■ TO DO:
Restate all of the entries exactly, dropping any pictures they hold.

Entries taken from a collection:
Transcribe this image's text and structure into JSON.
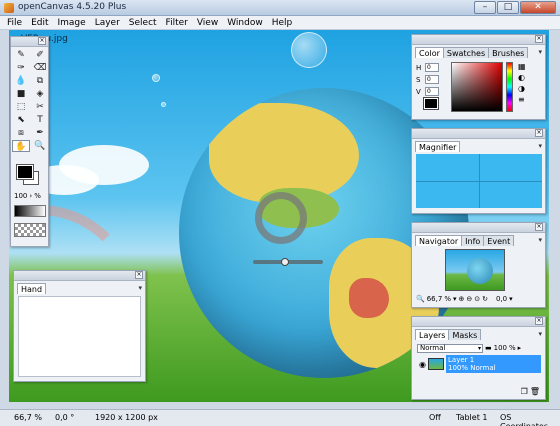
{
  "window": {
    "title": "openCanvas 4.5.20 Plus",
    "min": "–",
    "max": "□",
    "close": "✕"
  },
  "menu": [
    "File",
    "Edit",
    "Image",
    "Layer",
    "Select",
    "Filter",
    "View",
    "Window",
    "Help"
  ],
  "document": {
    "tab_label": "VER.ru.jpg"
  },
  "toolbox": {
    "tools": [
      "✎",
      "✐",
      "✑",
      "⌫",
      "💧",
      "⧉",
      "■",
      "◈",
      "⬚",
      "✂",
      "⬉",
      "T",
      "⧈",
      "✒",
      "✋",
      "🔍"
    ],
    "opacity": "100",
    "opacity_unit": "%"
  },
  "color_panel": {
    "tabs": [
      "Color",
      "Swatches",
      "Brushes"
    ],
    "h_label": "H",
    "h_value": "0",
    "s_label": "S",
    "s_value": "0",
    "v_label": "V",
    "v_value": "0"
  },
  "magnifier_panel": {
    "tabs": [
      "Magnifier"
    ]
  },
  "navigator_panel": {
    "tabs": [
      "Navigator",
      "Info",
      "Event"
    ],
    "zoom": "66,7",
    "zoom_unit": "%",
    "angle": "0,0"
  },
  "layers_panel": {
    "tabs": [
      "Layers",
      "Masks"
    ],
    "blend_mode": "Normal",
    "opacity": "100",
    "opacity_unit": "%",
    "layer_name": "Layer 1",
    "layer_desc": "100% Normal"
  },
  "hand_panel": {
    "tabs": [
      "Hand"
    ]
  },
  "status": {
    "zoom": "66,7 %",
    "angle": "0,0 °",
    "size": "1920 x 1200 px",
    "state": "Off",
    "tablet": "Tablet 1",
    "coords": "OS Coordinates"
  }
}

■ IN RESPONSE:
Transcribe this image's text and structure into JSON.
{
  "window": {
    "title": "openCanvas 4.5.20 Plus",
    "min": "–",
    "max": "□",
    "close": "✕"
  },
  "menu": [
    "File",
    "Edit",
    "Image",
    "Layer",
    "Select",
    "Filter",
    "View",
    "Window",
    "Help"
  ],
  "document": {
    "tab_label": "VER.ru.jpg"
  },
  "toolbox": {
    "tools": [
      "✎",
      "✐",
      "✑",
      "⌫",
      "💧",
      "⧉",
      "■",
      "◈",
      "⬚",
      "✂",
      "⬉",
      "T",
      "⧈",
      "✒",
      "✋",
      "🔍"
    ],
    "opacity": "100",
    "opacity_unit": "%"
  },
  "color_panel": {
    "tabs": [
      "Color",
      "Swatches",
      "Brushes"
    ],
    "h_label": "H",
    "h_value": "0",
    "s_label": "S",
    "s_value": "0",
    "v_label": "V",
    "v_value": "0"
  },
  "magnifier_panel": {
    "tabs": [
      "Magnifier"
    ]
  },
  "navigator_panel": {
    "tabs": [
      "Navigator",
      "Info",
      "Event"
    ],
    "zoom": "66,7",
    "zoom_unit": "%",
    "angle": "0,0"
  },
  "layers_panel": {
    "tabs": [
      "Layers",
      "Masks"
    ],
    "blend_mode": "Normal",
    "opacity": "100",
    "opacity_unit": "%",
    "layer_name": "Layer 1",
    "layer_desc": "100% Normal"
  },
  "hand_panel": {
    "tabs": [
      "Hand"
    ]
  },
  "status": {
    "zoom": "66,7 %",
    "angle": "0,0 °",
    "size": "1920 x 1200 px",
    "state": "Off",
    "tablet": "Tablet 1",
    "coords": "OS Coordinates"
  }
}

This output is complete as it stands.